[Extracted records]
--- --- ---
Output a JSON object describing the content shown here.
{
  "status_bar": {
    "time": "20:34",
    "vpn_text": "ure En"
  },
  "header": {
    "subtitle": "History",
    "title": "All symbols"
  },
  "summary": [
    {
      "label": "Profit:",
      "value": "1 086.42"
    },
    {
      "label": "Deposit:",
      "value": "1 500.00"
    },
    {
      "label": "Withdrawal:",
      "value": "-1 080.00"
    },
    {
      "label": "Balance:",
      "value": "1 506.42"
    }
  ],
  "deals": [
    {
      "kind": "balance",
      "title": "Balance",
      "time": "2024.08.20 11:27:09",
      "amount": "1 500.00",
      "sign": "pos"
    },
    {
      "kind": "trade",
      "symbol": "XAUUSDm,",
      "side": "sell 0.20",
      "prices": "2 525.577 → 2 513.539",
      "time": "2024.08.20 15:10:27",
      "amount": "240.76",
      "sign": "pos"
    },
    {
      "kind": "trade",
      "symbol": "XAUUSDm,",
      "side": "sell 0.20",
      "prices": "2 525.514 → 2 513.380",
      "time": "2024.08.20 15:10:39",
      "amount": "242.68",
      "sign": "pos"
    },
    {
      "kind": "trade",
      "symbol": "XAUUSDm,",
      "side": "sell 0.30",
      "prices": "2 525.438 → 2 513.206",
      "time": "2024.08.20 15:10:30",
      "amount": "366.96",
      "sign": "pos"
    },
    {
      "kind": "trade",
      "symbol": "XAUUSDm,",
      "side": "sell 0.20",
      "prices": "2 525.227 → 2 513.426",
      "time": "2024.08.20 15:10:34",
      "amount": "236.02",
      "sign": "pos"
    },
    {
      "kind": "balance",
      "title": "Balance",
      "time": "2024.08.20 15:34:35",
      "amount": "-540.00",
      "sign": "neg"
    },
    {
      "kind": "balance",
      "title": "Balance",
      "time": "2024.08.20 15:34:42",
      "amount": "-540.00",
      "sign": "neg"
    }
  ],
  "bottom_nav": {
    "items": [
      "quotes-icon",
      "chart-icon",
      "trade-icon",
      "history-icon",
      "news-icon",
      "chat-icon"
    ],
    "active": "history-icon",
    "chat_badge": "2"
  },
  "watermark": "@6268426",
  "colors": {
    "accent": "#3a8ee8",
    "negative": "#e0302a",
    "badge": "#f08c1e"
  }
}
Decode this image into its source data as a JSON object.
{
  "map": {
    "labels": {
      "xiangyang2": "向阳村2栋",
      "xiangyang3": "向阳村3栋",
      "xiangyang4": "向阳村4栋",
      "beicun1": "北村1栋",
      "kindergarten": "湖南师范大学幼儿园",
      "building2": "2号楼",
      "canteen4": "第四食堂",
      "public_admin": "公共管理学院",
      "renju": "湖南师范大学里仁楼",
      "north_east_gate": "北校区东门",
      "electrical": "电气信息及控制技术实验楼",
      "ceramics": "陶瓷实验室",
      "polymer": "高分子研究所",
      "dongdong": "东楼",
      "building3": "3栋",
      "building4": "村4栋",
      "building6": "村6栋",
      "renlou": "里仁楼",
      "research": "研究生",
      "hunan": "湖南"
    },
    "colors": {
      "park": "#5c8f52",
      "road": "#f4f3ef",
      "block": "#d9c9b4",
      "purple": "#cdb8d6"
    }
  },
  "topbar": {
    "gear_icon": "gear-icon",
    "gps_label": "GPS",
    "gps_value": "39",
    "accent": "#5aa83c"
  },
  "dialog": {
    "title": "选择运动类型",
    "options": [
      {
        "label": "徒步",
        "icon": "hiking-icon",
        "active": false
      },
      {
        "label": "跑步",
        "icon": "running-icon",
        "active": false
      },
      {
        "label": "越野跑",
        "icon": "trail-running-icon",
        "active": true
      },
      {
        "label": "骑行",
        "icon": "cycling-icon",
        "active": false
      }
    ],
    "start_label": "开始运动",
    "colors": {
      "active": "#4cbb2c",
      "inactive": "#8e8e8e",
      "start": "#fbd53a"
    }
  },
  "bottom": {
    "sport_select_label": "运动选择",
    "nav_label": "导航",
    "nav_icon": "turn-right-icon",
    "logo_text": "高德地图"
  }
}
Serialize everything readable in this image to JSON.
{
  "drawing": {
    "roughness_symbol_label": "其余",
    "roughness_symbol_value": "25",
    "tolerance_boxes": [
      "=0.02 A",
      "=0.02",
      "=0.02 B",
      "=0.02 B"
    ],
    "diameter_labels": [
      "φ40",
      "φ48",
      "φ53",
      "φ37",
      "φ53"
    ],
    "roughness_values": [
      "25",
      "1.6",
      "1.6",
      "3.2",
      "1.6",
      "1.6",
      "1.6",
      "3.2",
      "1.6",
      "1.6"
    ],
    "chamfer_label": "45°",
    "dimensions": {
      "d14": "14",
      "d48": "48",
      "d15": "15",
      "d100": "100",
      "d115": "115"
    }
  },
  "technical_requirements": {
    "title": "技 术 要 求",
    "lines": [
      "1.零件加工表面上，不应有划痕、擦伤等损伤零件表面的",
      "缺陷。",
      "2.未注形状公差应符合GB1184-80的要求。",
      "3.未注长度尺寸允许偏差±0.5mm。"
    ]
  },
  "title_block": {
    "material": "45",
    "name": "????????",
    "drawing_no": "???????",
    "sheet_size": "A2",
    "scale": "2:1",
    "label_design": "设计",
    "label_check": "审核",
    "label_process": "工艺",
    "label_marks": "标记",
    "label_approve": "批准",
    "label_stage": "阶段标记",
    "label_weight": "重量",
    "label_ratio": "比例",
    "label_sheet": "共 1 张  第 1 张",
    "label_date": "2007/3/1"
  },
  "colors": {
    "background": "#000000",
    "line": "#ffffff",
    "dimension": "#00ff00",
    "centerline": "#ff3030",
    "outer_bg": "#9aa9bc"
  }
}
--- --- ---
Once more, set down the full listing, verbatim.

§ **The result**:
Output a JSON object describing the content shown here.
{
  "status_bar": {
    "time": "20:34",
    "vpn_text": "ure En"
  },
  "header": {
    "subtitle": "History",
    "title": "All symbols"
  },
  "summary": [
    {
      "label": "Profit:",
      "value": "1 086.42"
    },
    {
      "label": "Deposit:",
      "value": "1 500.00"
    },
    {
      "label": "Withdrawal:",
      "value": "-1 080.00"
    },
    {
      "label": "Balance:",
      "value": "1 506.42"
    }
  ],
  "deals": [
    {
      "kind": "balance",
      "title": "Balance",
      "time": "2024.08.20 11:27:09",
      "amount": "1 500.00",
      "sign": "pos"
    },
    {
      "kind": "trade",
      "symbol": "XAUUSDm,",
      "side": "sell 0.20",
      "prices": "2 525.577 → 2 513.539",
      "time": "2024.08.20 15:10:27",
      "amount": "240.76",
      "sign": "pos"
    },
    {
      "kind": "trade",
      "symbol": "XAUUSDm,",
      "side": "sell 0.20",
      "prices": "2 525.514 → 2 513.380",
      "time": "2024.08.20 15:10:39",
      "amount": "242.68",
      "sign": "pos"
    },
    {
      "kind": "trade",
      "symbol": "XAUUSDm,",
      "side": "sell 0.30",
      "prices": "2 525.438 → 2 513.206",
      "time": "2024.08.20 15:10:30",
      "amount": "366.96",
      "sign": "pos"
    },
    {
      "kind": "trade",
      "symbol": "XAUUSDm,",
      "side": "sell 0.20",
      "prices": "2 525.227 → 2 513.426",
      "time": "2024.08.20 15:10:34",
      "amount": "236.02",
      "sign": "pos"
    },
    {
      "kind": "balance",
      "title": "Balance",
      "time": "2024.08.20 15:34:35",
      "amount": "-540.00",
      "sign": "neg"
    },
    {
      "kind": "balance",
      "title": "Balance",
      "time": "2024.08.20 15:34:42",
      "amount": "-540.00",
      "sign": "neg"
    }
  ],
  "bottom_nav": {
    "items": [
      "quotes-icon",
      "chart-icon",
      "trade-icon",
      "history-icon",
      "news-icon",
      "chat-icon"
    ],
    "active": "history-icon",
    "chat_badge": "2"
  },
  "watermark": "@6268426",
  "colors": {
    "accent": "#3a8ee8",
    "negative": "#e0302a",
    "badge": "#f08c1e"
  }
}
Decode this image into its source data as a JSON object.
{
  "map": {
    "labels": {
      "xiangyang2": "向阳村2栋",
      "xiangyang3": "向阳村3栋",
      "xiangyang4": "向阳村4栋",
      "beicun1": "北村1栋",
      "kindergarten": "湖南师范大学幼儿园",
      "building2": "2号楼",
      "canteen4": "第四食堂",
      "public_admin": "公共管理学院",
      "renju": "湖南师范大学里仁楼",
      "north_east_gate": "北校区东门",
      "electrical": "电气信息及控制技术实验楼",
      "ceramics": "陶瓷实验室",
      "polymer": "高分子研究所",
      "dongdong": "东楼",
      "building3": "3栋",
      "building4": "村4栋",
      "building6": "村6栋",
      "renlou": "里仁楼",
      "research": "研究生",
      "hunan": "湖南"
    },
    "colors": {
      "park": "#5c8f52",
      "road": "#f4f3ef",
      "block": "#d9c9b4",
      "purple": "#cdb8d6"
    }
  },
  "topbar": {
    "gear_icon": "gear-icon",
    "gps_label": "GPS",
    "gps_value": "39",
    "accent": "#5aa83c"
  },
  "dialog": {
    "title": "选择运动类型",
    "options": [
      {
        "label": "徒步",
        "icon": "hiking-icon",
        "active": false
      },
      {
        "label": "跑步",
        "icon": "running-icon",
        "active": false
      },
      {
        "label": "越野跑",
        "icon": "trail-running-icon",
        "active": true
      },
      {
        "label": "骑行",
        "icon": "cycling-icon",
        "active": false
      }
    ],
    "start_label": "开始运动",
    "colors": {
      "active": "#4cbb2c",
      "inactive": "#8e8e8e",
      "start": "#fbd53a"
    }
  },
  "bottom": {
    "sport_select_label": "运动选择",
    "nav_label": "导航",
    "nav_icon": "turn-right-icon",
    "logo_text": "高德地图"
  }
}
Serialize everything readable in this image to JSON.
{
  "drawing": {
    "roughness_symbol_label": "其余",
    "roughness_symbol_value": "25",
    "tolerance_boxes": [
      "=0.02 A",
      "=0.02",
      "=0.02 B",
      "=0.02 B"
    ],
    "diameter_labels": [
      "φ40",
      "φ48",
      "φ53",
      "φ37",
      "φ53"
    ],
    "roughness_values": [
      "25",
      "1.6",
      "1.6",
      "3.2",
      "1.6",
      "1.6",
      "1.6",
      "3.2",
      "1.6",
      "1.6"
    ],
    "chamfer_label": "45°",
    "dimensions": {
      "d14": "14",
      "d48": "48",
      "d15": "15",
      "d100": "100",
      "d115": "115"
    }
  },
  "technical_requirements": {
    "title": "技 术 要 求",
    "lines": [
      "1.零件加工表面上，不应有划痕、擦伤等损伤零件表面的",
      "缺陷。",
      "2.未注形状公差应符合GB1184-80的要求。",
      "3.未注长度尺寸允许偏差±0.5mm。"
    ]
  },
  "title_block": {
    "material": "45",
    "name": "????????",
    "drawing_no": "???????",
    "sheet_size": "A2",
    "scale": "2:1",
    "label_design": "设计",
    "label_check": "审核",
    "label_process": "工艺",
    "label_marks": "标记",
    "label_approve": "批准",
    "label_stage": "阶段标记",
    "label_weight": "重量",
    "label_ratio": "比例",
    "label_sheet": "共 1 张  第 1 张",
    "label_date": "2007/3/1"
  },
  "colors": {
    "background": "#000000",
    "line": "#ffffff",
    "dimension": "#00ff00",
    "centerline": "#ff3030",
    "outer_bg": "#9aa9bc"
  }
}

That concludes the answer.